Items from a data source
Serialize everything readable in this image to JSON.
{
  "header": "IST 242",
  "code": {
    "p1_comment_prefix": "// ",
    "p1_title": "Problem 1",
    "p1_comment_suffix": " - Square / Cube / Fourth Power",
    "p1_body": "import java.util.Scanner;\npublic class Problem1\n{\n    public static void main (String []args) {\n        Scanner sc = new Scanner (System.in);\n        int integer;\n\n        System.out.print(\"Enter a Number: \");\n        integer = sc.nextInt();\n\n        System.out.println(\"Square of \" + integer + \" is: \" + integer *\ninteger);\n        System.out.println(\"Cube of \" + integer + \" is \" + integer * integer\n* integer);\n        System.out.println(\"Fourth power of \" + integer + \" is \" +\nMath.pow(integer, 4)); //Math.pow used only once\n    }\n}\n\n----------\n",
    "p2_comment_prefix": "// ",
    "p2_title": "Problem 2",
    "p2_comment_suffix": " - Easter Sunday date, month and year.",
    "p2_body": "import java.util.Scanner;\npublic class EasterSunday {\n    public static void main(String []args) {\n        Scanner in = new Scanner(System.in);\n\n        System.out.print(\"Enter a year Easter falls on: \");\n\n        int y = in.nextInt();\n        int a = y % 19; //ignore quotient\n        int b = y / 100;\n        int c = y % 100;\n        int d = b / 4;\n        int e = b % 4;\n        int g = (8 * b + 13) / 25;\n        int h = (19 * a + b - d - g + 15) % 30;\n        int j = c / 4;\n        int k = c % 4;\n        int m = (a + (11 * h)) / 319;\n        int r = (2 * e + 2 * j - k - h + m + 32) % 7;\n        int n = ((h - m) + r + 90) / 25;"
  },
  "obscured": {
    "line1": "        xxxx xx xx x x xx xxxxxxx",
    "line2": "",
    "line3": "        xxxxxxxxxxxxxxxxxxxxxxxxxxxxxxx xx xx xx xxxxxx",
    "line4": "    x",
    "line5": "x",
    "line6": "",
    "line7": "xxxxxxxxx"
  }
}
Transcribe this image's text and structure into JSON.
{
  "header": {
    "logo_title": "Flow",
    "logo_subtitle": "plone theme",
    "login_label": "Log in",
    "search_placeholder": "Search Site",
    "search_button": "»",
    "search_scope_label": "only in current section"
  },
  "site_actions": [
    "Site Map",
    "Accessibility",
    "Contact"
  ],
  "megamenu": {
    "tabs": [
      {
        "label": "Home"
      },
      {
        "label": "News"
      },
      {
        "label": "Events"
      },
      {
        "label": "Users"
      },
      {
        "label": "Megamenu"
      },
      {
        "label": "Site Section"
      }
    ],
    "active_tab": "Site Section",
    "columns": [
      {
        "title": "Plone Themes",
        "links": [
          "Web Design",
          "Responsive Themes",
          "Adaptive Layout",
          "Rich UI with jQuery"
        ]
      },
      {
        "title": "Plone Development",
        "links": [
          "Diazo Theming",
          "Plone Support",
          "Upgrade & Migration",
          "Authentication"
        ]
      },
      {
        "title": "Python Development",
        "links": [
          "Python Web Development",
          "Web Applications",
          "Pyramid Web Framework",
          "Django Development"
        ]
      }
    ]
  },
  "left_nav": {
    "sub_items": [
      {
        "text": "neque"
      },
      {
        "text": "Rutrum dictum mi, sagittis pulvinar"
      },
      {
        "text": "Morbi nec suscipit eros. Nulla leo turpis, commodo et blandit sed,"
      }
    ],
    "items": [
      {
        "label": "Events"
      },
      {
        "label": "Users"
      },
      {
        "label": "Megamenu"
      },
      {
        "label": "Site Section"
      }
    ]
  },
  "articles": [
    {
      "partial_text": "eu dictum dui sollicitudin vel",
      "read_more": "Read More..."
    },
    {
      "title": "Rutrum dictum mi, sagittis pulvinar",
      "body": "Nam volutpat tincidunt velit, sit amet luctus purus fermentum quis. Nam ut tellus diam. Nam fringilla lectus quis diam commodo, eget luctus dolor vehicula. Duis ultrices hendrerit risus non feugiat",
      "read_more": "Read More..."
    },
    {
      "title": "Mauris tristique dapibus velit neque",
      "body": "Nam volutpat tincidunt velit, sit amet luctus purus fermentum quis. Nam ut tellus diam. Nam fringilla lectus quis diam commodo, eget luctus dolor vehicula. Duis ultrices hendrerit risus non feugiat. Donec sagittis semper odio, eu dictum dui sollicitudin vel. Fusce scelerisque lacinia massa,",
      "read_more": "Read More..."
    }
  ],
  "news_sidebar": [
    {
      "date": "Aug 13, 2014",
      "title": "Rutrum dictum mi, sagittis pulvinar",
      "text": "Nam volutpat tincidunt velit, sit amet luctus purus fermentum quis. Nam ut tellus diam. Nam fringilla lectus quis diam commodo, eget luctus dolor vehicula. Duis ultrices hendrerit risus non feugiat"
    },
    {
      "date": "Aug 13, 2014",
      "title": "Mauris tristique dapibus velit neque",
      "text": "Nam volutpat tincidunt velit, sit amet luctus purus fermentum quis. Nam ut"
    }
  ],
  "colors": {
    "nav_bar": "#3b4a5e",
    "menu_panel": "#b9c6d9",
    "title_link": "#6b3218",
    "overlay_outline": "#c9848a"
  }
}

### To be done
Repeat every line of the records above exactly.

### Result
Serialize everything readable in this image to JSON.
{
  "header": "IST 242",
  "code": {
    "p1_comment_prefix": "// ",
    "p1_title": "Problem 1",
    "p1_comment_suffix": " - Square / Cube / Fourth Power",
    "p1_body": "import java.util.Scanner;\npublic class Problem1\n{\n    public static void main (String []args) {\n        Scanner sc = new Scanner (System.in);\n        int integer;\n\n        System.out.print(\"Enter a Number: \");\n        integer = sc.nextInt();\n\n        System.out.println(\"Square of \" + integer + \" is: \" + integer *\ninteger);\n        System.out.println(\"Cube of \" + integer + \" is \" + integer * integer\n* integer);\n        System.out.println(\"Fourth power of \" + integer + \" is \" +\nMath.pow(integer, 4)); //Math.pow used only once\n    }\n}\n\n----------\n",
    "p2_comment_prefix": "// ",
    "p2_title": "Problem 2",
    "p2_comment_suffix": " - Easter Sunday date, month and year.",
    "p2_body": "import java.util.Scanner;\npublic class EasterSunday {\n    public static void main(String []args) {\n        Scanner in = new Scanner(System.in);\n\n        System.out.print(\"Enter a year Easter falls on: \");\n\n        int y = in.nextInt();\n        int a = y % 19; //ignore quotient\n        int b = y / 100;\n        int c = y % 100;\n        int d = b / 4;\n        int e = b % 4;\n        int g = (8 * b + 13) / 25;\n        int h = (19 * a + b - d - g + 15) % 30;\n        int j = c / 4;\n        int k = c % 4;\n        int m = (a + (11 * h)) / 319;\n        int r = (2 * e + 2 * j - k - h + m + 32) % 7;\n        int n = ((h - m) + r + 90) / 25;"
  },
  "obscured": {
    "line1": "        xxxx xx xx x x xx xxxxxxx",
    "line2": "",
    "line3": "        xxxxxxxxxxxxxxxxxxxxxxxxxxxxxxx xx xx xx xxxxxx",
    "line4": "    x",
    "line5": "x",
    "line6": "",
    "line7": "xxxxxxxxx"
  }
}
Transcribe this image's text and structure into JSON.
{
  "header": {
    "logo_title": "Flow",
    "logo_subtitle": "plone theme",
    "login_label": "Log in",
    "search_placeholder": "Search Site",
    "search_button": "»",
    "search_scope_label": "only in current section"
  },
  "site_actions": [
    "Site Map",
    "Accessibility",
    "Contact"
  ],
  "megamenu": {
    "tabs": [
      {
        "label": "Home"
      },
      {
        "label": "News"
      },
      {
        "label": "Events"
      },
      {
        "label": "Users"
      },
      {
        "label": "Megamenu"
      },
      {
        "label": "Site Section"
      }
    ],
    "active_tab": "Site Section",
    "columns": [
      {
        "title": "Plone Themes",
        "links": [
          "Web Design",
          "Responsive Themes",
          "Adaptive Layout",
          "Rich UI with jQuery"
        ]
      },
      {
        "title": "Plone Development",
        "links": [
          "Diazo Theming",
          "Plone Support",
          "Upgrade & Migration",
          "Authentication"
        ]
      },
      {
        "title": "Python Development",
        "links": [
          "Python Web Development",
          "Web Applications",
          "Pyramid Web Framework",
          "Django Development"
        ]
      }
    ]
  },
  "left_nav": {
    "sub_items": [
      {
        "text": "neque"
      },
      {
        "text": "Rutrum dictum mi, sagittis pulvinar"
      },
      {
        "text": "Morbi nec suscipit eros. Nulla leo turpis, commodo et blandit sed,"
      }
    ],
    "items": [
      {
        "label": "Events"
      },
      {
        "label": "Users"
      },
      {
        "label": "Megamenu"
      },
      {
        "label": "Site Section"
      }
    ]
  },
  "articles": [
    {
      "partial_text": "eu dictum dui sollicitudin vel",
      "read_more": "Read More..."
    },
    {
      "title": "Rutrum dictum mi, sagittis pulvinar",
      "body": "Nam volutpat tincidunt velit, sit amet luctus purus fermentum quis. Nam ut tellus diam. Nam fringilla lectus quis diam commodo, eget luctus dolor vehicula. Duis ultrices hendrerit risus non feugiat",
      "read_more": "Read More..."
    },
    {
      "title": "Mauris tristique dapibus velit neque",
      "body": "Nam volutpat tincidunt velit, sit amet luctus purus fermentum quis. Nam ut tellus diam. Nam fringilla lectus quis diam commodo, eget luctus dolor vehicula. Duis ultrices hendrerit risus non feugiat. Donec sagittis semper odio, eu dictum dui sollicitudin vel. Fusce scelerisque lacinia massa,",
      "read_more": "Read More..."
    }
  ],
  "news_sidebar": [
    {
      "date": "Aug 13, 2014",
      "title": "Rutrum dictum mi, sagittis pulvinar",
      "text": "Nam volutpat tincidunt velit, sit amet luctus purus fermentum quis. Nam ut tellus diam. Nam fringilla lectus quis diam commodo, eget luctus dolor vehicula. Duis ultrices hendrerit risus non feugiat"
    },
    {
      "date": "Aug 13, 2014",
      "title": "Mauris tristique dapibus velit neque",
      "text": "Nam volutpat tincidunt velit, sit amet luctus purus fermentum quis. Nam ut"
    }
  ],
  "colors": {
    "nav_bar": "#3b4a5e",
    "menu_panel": "#b9c6d9",
    "title_link": "#6b3218",
    "overlay_outline": "#c9848a"
  }
}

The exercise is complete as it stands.